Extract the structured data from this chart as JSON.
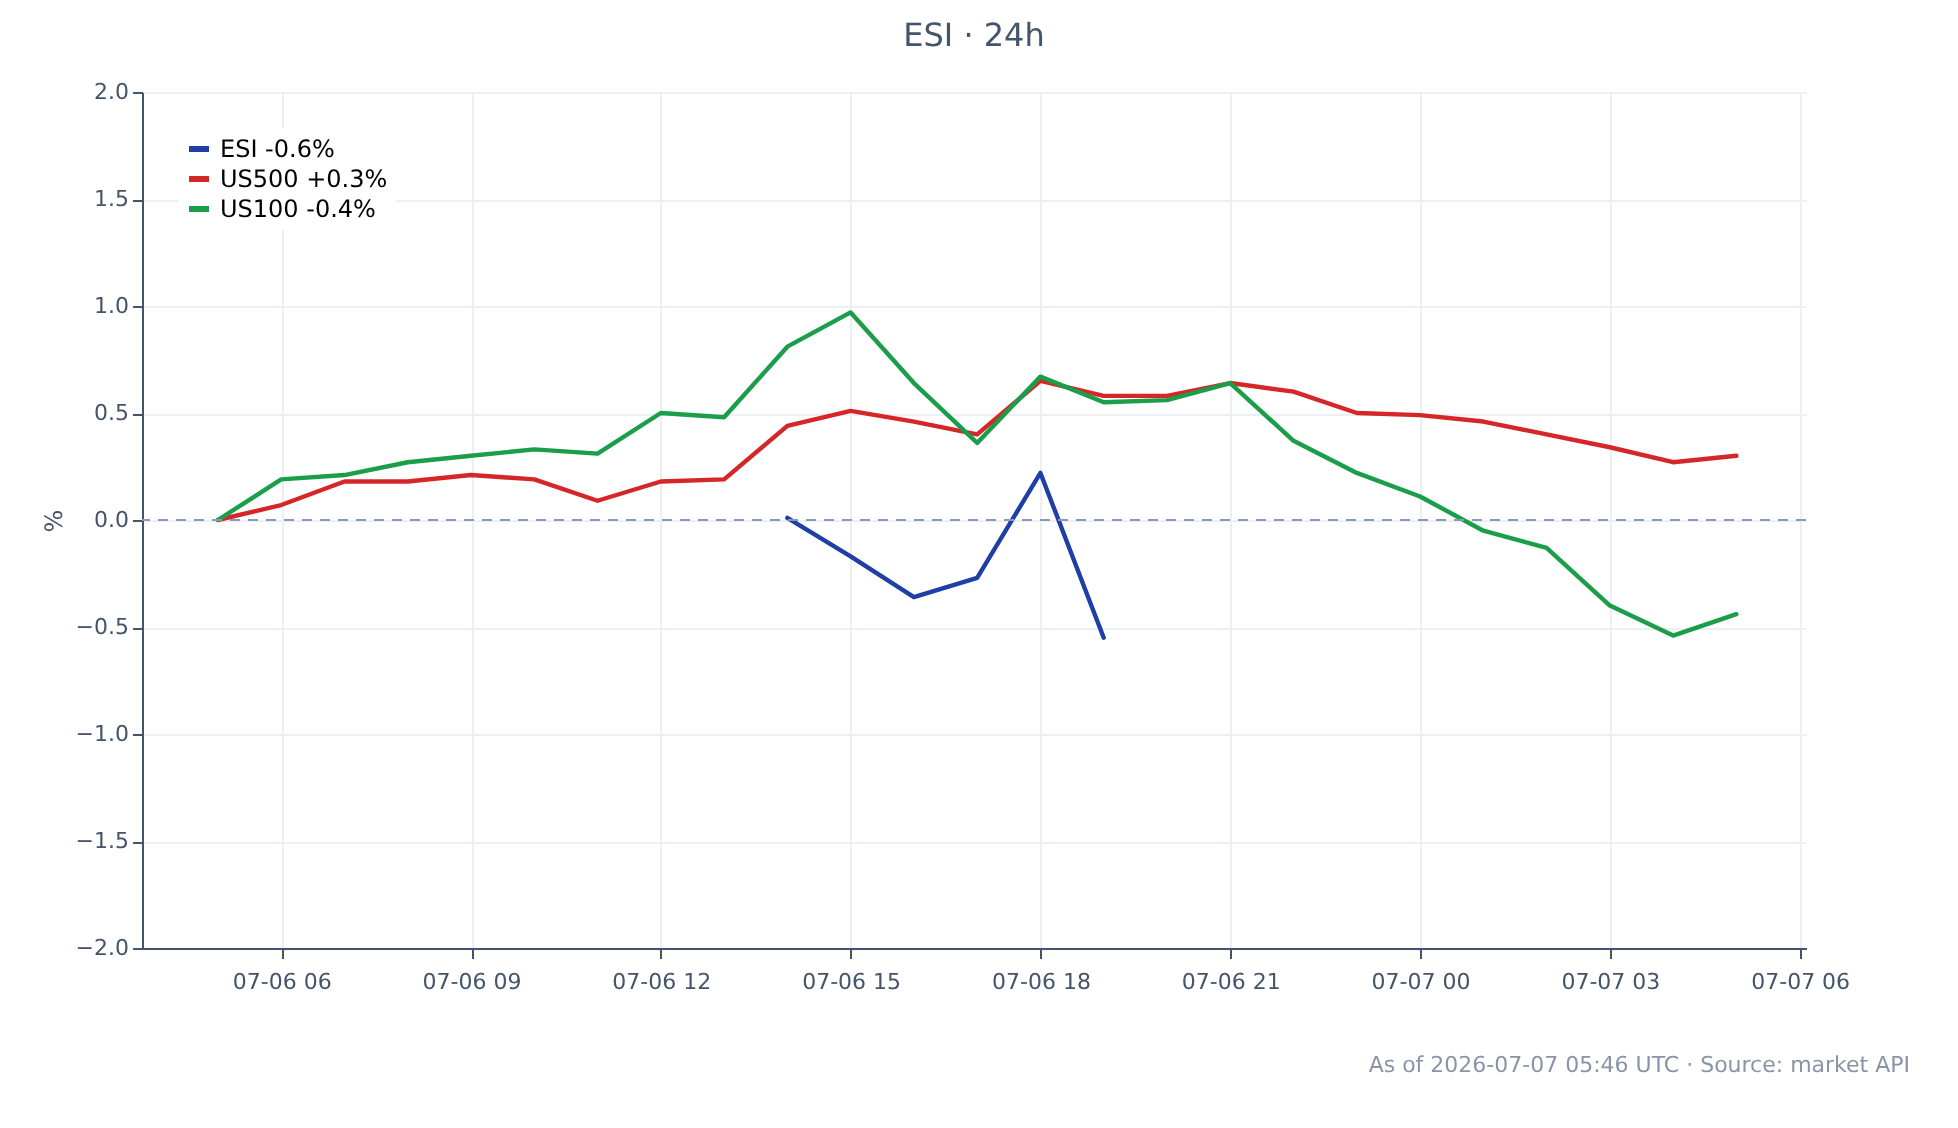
{
  "chart_data": {
    "type": "line",
    "title": "ESI · 24h",
    "ylabel": "%",
    "x": [
      "2026-07-06T05:00",
      "2026-07-06T06:00",
      "2026-07-06T07:00",
      "2026-07-06T08:00",
      "2026-07-06T09:00",
      "2026-07-06T10:00",
      "2026-07-06T11:00",
      "2026-07-06T12:00",
      "2026-07-06T13:00",
      "2026-07-06T14:00",
      "2026-07-06T15:00",
      "2026-07-06T16:00",
      "2026-07-06T17:00",
      "2026-07-06T18:00",
      "2026-07-06T19:00",
      "2026-07-06T20:00",
      "2026-07-06T21:00",
      "2026-07-06T22:00",
      "2026-07-06T23:00",
      "2026-07-07T00:00",
      "2026-07-07T01:00",
      "2026-07-07T02:00",
      "2026-07-07T03:00",
      "2026-07-07T04:00",
      "2026-07-07T05:00"
    ],
    "series": [
      {
        "name": "ESI -0.6%",
        "color": "#1f3fa6",
        "values": [
          null,
          null,
          null,
          null,
          null,
          null,
          null,
          null,
          null,
          0.01,
          -0.17,
          -0.36,
          -0.27,
          0.22,
          -0.55,
          null,
          null,
          null,
          null,
          null,
          null,
          null,
          null,
          null,
          null
        ]
      },
      {
        "name": "US500 +0.3%",
        "color": "#d62728",
        "values": [
          0,
          0.07,
          0.18,
          0.18,
          0.21,
          0.19,
          0.09,
          0.18,
          0.19,
          0.44,
          0.51,
          0.46,
          0.4,
          0.65,
          0.58,
          0.58,
          0.64,
          0.6,
          0.5,
          0.49,
          0.46,
          0.4,
          0.34,
          0.27,
          0.3
        ]
      },
      {
        "name": "US100 -0.4%",
        "color": "#1a9e4a",
        "values": [
          0,
          0.19,
          0.21,
          0.27,
          0.3,
          0.33,
          0.31,
          0.5,
          0.48,
          0.81,
          0.97,
          0.64,
          0.36,
          0.67,
          0.55,
          0.56,
          0.64,
          0.37,
          0.22,
          0.11,
          -0.05,
          -0.13,
          -0.4,
          -0.54,
          -0.44
        ]
      }
    ],
    "xlim": [
      "2026-07-06T03:48",
      "2026-07-07T06:06"
    ],
    "xticks": [
      {
        "value": "2026-07-06T06:00",
        "label": "07-06 06"
      },
      {
        "value": "2026-07-06T09:00",
        "label": "07-06 09"
      },
      {
        "value": "2026-07-06T12:00",
        "label": "07-06 12"
      },
      {
        "value": "2026-07-06T15:00",
        "label": "07-06 15"
      },
      {
        "value": "2026-07-06T18:00",
        "label": "07-06 18"
      },
      {
        "value": "2026-07-06T21:00",
        "label": "07-06 21"
      },
      {
        "value": "2026-07-07T00:00",
        "label": "07-07 00"
      },
      {
        "value": "2026-07-07T03:00",
        "label": "07-07 03"
      },
      {
        "value": "2026-07-07T06:00",
        "label": "07-07 06"
      }
    ],
    "ylim": [
      -2,
      2
    ],
    "yticks": [
      {
        "value": -2,
        "label": "−2.0"
      },
      {
        "value": -1.5,
        "label": "−1.5"
      },
      {
        "value": -1,
        "label": "−1.0"
      },
      {
        "value": -0.5,
        "label": "−0.5"
      },
      {
        "value": 0,
        "label": "0.0"
      },
      0.5,
      {
        "value": 1,
        "label": "1.0"
      },
      1.5,
      {
        "value": 2,
        "label": "2.0"
      }
    ],
    "ref_lines": [
      {
        "axis": "y",
        "value": 0,
        "color": "#8899bb",
        "line_style": "dashed"
      }
    ],
    "grid": true,
    "legend": "top left",
    "annotations": [
      "As of 2026-07-07 05:46 UTC · Source: market API"
    ]
  }
}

● ● ● ● ●

▸ Exercise description: Pictures excluded, quote all the data above exactly.

▸ Expected answer:
Extract the structured data from this chart as JSON.
{
  "chart_data": {
    "type": "line",
    "title": "ESI · 24h",
    "ylabel": "%",
    "x": [
      "2026-07-06T05:00",
      "2026-07-06T06:00",
      "2026-07-06T07:00",
      "2026-07-06T08:00",
      "2026-07-06T09:00",
      "2026-07-06T10:00",
      "2026-07-06T11:00",
      "2026-07-06T12:00",
      "2026-07-06T13:00",
      "2026-07-06T14:00",
      "2026-07-06T15:00",
      "2026-07-06T16:00",
      "2026-07-06T17:00",
      "2026-07-06T18:00",
      "2026-07-06T19:00",
      "2026-07-06T20:00",
      "2026-07-06T21:00",
      "2026-07-06T22:00",
      "2026-07-06T23:00",
      "2026-07-07T00:00",
      "2026-07-07T01:00",
      "2026-07-07T02:00",
      "2026-07-07T03:00",
      "2026-07-07T04:00",
      "2026-07-07T05:00"
    ],
    "series": [
      {
        "name": "ESI -0.6%",
        "color": "#1f3fa6",
        "values": [
          null,
          null,
          null,
          null,
          null,
          null,
          null,
          null,
          null,
          0.01,
          -0.17,
          -0.36,
          -0.27,
          0.22,
          -0.55,
          null,
          null,
          null,
          null,
          null,
          null,
          null,
          null,
          null,
          null
        ]
      },
      {
        "name": "US500 +0.3%",
        "color": "#d62728",
        "values": [
          0,
          0.07,
          0.18,
          0.18,
          0.21,
          0.19,
          0.09,
          0.18,
          0.19,
          0.44,
          0.51,
          0.46,
          0.4,
          0.65,
          0.58,
          0.58,
          0.64,
          0.6,
          0.5,
          0.49,
          0.46,
          0.4,
          0.34,
          0.27,
          0.3
        ]
      },
      {
        "name": "US100 -0.4%",
        "color": "#1a9e4a",
        "values": [
          0,
          0.19,
          0.21,
          0.27,
          0.3,
          0.33,
          0.31,
          0.5,
          0.48,
          0.81,
          0.97,
          0.64,
          0.36,
          0.67,
          0.55,
          0.56,
          0.64,
          0.37,
          0.22,
          0.11,
          -0.05,
          -0.13,
          -0.4,
          -0.54,
          -0.44
        ]
      }
    ],
    "xlim": [
      "2026-07-06T03:48",
      "2026-07-07T06:06"
    ],
    "xticks": [
      {
        "value": "2026-07-06T06:00",
        "label": "07-06 06"
      },
      {
        "value": "2026-07-06T09:00",
        "label": "07-06 09"
      },
      {
        "value": "2026-07-06T12:00",
        "label": "07-06 12"
      },
      {
        "value": "2026-07-06T15:00",
        "label": "07-06 15"
      },
      {
        "value": "2026-07-06T18:00",
        "label": "07-06 18"
      },
      {
        "value": "2026-07-06T21:00",
        "label": "07-06 21"
      },
      {
        "value": "2026-07-07T00:00",
        "label": "07-07 00"
      },
      {
        "value": "2026-07-07T03:00",
        "label": "07-07 03"
      },
      {
        "value": "2026-07-07T06:00",
        "label": "07-07 06"
      }
    ],
    "ylim": [
      -2,
      2
    ],
    "yticks": [
      {
        "value": -2,
        "label": "−2.0"
      },
      {
        "value": -1.5,
        "label": "−1.5"
      },
      {
        "value": -1,
        "label": "−1.0"
      },
      {
        "value": -0.5,
        "label": "−0.5"
      },
      {
        "value": 0,
        "label": "0.0"
      },
      0.5,
      {
        "value": 1,
        "label": "1.0"
      },
      1.5,
      {
        "value": 2,
        "label": "2.0"
      }
    ],
    "ref_lines": [
      {
        "axis": "y",
        "value": 0,
        "color": "#8899bb",
        "line_style": "dashed"
      }
    ],
    "grid": true,
    "legend": "top left",
    "annotations": [
      "As of 2026-07-07 05:46 UTC · Source: market API"
    ]
  }
}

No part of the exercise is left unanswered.